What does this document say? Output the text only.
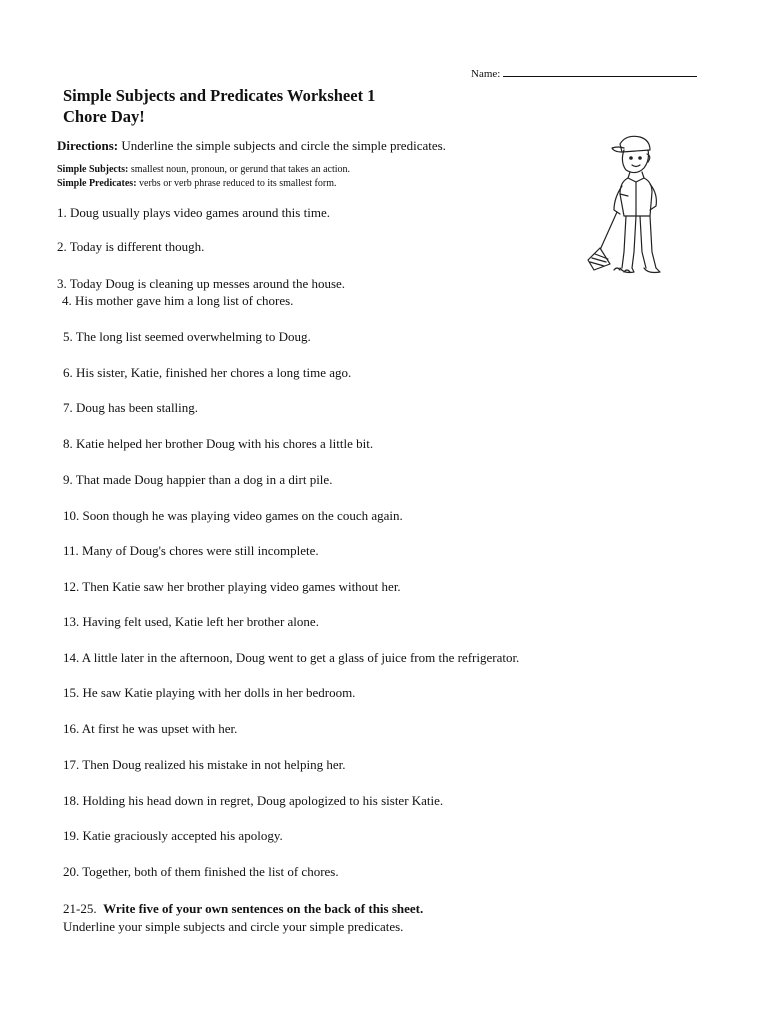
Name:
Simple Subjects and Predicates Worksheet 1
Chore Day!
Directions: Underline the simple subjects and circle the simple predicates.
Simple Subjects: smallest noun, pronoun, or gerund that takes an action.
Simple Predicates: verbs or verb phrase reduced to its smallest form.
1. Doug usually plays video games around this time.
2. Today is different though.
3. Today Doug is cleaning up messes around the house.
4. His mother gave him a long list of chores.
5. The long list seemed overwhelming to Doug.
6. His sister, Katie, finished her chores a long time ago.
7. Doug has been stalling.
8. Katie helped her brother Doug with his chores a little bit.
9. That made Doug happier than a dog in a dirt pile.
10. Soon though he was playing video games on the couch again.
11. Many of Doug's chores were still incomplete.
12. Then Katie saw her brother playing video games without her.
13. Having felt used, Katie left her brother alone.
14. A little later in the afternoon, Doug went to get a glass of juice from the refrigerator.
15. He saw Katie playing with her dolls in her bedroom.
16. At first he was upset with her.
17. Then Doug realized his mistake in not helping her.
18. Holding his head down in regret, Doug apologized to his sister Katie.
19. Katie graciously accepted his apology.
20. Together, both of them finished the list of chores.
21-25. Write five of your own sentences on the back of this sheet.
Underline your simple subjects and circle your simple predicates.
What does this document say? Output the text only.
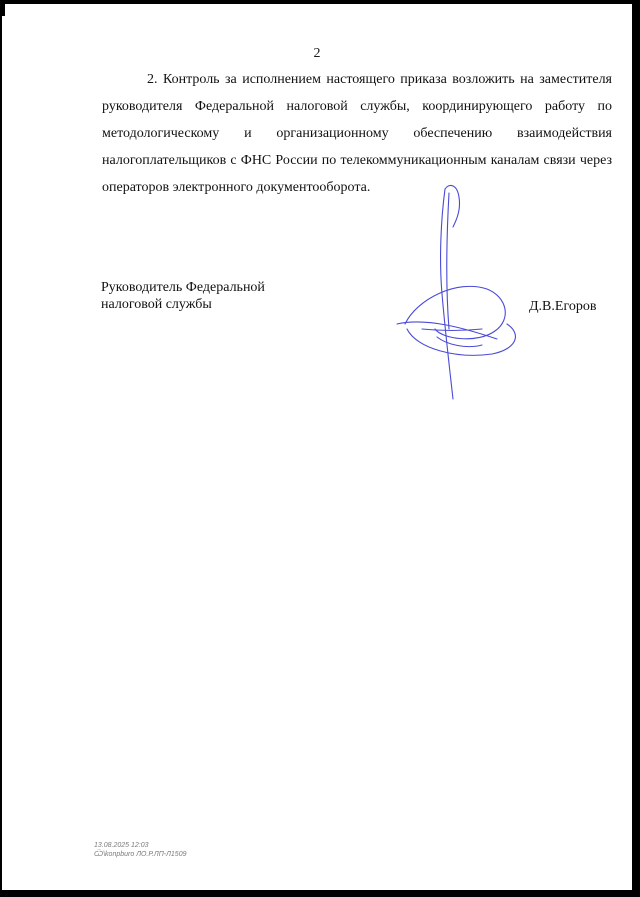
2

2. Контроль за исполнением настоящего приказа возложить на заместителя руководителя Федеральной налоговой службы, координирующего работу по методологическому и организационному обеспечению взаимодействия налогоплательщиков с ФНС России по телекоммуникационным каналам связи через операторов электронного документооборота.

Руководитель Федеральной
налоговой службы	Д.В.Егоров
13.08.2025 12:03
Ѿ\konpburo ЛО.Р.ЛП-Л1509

Problem description >> Transcribe the full listing above exactly as it stands, minus the pictures.

Exercise result >>
What does this document say? Output the text only.
Name:
Simple Subjects and Predicates Worksheet 1
Chore Day!
Directions: Underline the simple subjects and circle the simple predicates.
Simple Subjects: smallest noun, pronoun, or gerund that takes an action.
Simple Predicates: verbs or verb phrase reduced to its smallest form.
1. Doug usually plays video games around this time.
2. Today is different though.
3. Today Doug is cleaning up messes around the house.
4. His mother gave him a long list of chores.
5. The long list seemed overwhelming to Doug.
6. His sister, Katie, finished her chores a long time ago.
7. Doug has been stalling.
8. Katie helped her brother Doug with his chores a little bit.
9. That made Doug happier than a dog in a dirt pile.
10. Soon though he was playing video games on the couch again.
11. Many of Doug's chores were still incomplete.
12. Then Katie saw her brother playing video games without her.
13. Having felt used, Katie left her brother alone.
14. A little later in the afternoon, Doug went to get a glass of juice from the refrigerator.
15. He saw Katie playing with her dolls in her bedroom.
16. At first he was upset with her.
17. Then Doug realized his mistake in not helping her.
18. Holding his head down in regret, Doug apologized to his sister Katie.
19. Katie graciously accepted his apology.
20. Together, both of them finished the list of chores.
21-25. Write five of your own sentences on the back of this sheet.
Underline your simple subjects and circle your simple predicates.
What does this document say? Output the text only.
2

2. Контроль за исполнением настоящего приказа возложить на заместителя руководителя Федеральной налоговой службы, координирующего работу по методологическому и организационному обеспечению взаимодействия налогоплательщиков с ФНС России по телекоммуникационным каналам связи через операторов электронного документооборота.

Руководитель Федеральной
налоговой службы	Д.В.Егоров
13.08.2025 12:03
Ѿ\konpburo ЛО.Р.ЛП-Л1509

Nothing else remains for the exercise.